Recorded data
====

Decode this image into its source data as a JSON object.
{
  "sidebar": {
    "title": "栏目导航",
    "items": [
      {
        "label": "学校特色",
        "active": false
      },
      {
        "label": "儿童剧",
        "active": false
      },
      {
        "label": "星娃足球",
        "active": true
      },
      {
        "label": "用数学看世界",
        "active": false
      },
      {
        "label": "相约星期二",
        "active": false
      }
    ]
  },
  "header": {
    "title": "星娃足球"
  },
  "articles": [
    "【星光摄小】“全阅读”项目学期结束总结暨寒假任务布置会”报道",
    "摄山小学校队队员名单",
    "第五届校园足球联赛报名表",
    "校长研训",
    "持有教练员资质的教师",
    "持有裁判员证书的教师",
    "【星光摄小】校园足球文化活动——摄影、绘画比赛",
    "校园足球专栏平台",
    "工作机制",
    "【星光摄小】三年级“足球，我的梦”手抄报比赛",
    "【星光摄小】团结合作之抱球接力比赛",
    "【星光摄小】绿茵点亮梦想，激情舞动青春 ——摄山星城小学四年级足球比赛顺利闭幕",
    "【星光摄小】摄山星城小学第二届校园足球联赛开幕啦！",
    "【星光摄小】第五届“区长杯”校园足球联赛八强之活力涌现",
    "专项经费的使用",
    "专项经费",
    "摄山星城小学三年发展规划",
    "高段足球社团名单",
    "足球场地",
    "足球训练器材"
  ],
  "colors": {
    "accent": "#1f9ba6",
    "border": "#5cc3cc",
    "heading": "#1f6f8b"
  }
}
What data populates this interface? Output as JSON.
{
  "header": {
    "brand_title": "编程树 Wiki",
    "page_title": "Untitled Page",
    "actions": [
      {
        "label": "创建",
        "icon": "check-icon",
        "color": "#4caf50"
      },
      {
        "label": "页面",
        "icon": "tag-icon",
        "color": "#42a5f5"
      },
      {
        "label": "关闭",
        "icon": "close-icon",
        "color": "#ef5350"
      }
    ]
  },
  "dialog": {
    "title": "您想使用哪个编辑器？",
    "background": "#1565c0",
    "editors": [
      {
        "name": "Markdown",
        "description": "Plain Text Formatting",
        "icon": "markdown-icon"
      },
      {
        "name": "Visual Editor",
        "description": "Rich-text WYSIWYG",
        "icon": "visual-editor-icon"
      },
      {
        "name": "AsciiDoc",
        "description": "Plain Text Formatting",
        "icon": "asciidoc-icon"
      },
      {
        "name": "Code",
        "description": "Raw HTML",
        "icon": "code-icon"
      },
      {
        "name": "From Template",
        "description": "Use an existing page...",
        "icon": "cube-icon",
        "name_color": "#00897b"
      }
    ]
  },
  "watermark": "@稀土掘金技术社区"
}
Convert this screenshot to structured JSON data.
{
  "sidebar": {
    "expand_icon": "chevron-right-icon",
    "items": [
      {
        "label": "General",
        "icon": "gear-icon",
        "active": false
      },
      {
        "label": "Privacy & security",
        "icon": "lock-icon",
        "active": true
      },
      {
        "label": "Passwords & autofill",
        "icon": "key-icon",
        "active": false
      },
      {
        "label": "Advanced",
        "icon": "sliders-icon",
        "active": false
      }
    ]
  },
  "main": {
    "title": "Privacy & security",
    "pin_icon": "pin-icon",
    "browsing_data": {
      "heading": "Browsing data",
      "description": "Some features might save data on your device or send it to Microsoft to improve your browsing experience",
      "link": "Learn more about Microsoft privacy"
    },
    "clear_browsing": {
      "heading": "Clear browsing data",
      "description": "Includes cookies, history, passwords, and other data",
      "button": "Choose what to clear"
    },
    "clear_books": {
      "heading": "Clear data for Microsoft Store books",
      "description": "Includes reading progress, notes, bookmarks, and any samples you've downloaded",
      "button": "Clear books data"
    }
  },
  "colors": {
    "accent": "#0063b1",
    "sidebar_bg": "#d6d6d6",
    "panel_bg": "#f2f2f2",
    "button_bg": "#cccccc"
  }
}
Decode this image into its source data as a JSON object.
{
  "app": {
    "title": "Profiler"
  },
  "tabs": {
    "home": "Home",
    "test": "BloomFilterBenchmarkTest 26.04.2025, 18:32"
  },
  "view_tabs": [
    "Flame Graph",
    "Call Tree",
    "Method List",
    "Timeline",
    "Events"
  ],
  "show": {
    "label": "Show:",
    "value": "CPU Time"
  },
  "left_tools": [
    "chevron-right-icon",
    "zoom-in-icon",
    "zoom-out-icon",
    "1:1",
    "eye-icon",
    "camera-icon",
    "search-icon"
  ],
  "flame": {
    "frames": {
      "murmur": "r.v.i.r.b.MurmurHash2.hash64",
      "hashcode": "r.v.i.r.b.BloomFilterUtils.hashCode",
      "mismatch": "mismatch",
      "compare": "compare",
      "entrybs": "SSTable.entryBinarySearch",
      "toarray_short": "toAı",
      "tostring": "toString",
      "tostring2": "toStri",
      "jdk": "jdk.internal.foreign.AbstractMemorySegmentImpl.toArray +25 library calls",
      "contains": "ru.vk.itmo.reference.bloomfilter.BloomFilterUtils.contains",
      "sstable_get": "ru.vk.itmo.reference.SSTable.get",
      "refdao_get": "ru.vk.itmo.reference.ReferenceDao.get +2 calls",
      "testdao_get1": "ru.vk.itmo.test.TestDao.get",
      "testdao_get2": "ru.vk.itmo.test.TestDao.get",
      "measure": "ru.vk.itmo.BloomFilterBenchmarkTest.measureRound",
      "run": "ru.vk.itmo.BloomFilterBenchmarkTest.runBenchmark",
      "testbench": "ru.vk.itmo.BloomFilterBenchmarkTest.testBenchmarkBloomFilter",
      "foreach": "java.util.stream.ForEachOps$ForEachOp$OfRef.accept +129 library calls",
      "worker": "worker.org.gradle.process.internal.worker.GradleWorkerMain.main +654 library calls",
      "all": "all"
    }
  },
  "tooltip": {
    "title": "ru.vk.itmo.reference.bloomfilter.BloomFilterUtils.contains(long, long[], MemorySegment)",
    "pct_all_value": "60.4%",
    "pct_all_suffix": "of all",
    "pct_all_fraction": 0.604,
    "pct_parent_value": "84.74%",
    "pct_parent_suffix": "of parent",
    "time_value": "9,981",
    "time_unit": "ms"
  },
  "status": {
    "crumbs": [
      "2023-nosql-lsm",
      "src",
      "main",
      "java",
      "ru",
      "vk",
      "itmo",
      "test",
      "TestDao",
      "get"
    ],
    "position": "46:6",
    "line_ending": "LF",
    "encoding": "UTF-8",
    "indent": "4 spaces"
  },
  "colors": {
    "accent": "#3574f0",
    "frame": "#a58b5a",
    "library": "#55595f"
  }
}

====

YOUR OBJECTIVE
Gather each line in these records that contains the string "heading".

REPLY TO THE EXERCISE
    "heading": "#1f6f8b"
      "heading": "Browsing data",
      "heading": "Clear browsing data",
      "heading": "Clear data for Microsoft Store books",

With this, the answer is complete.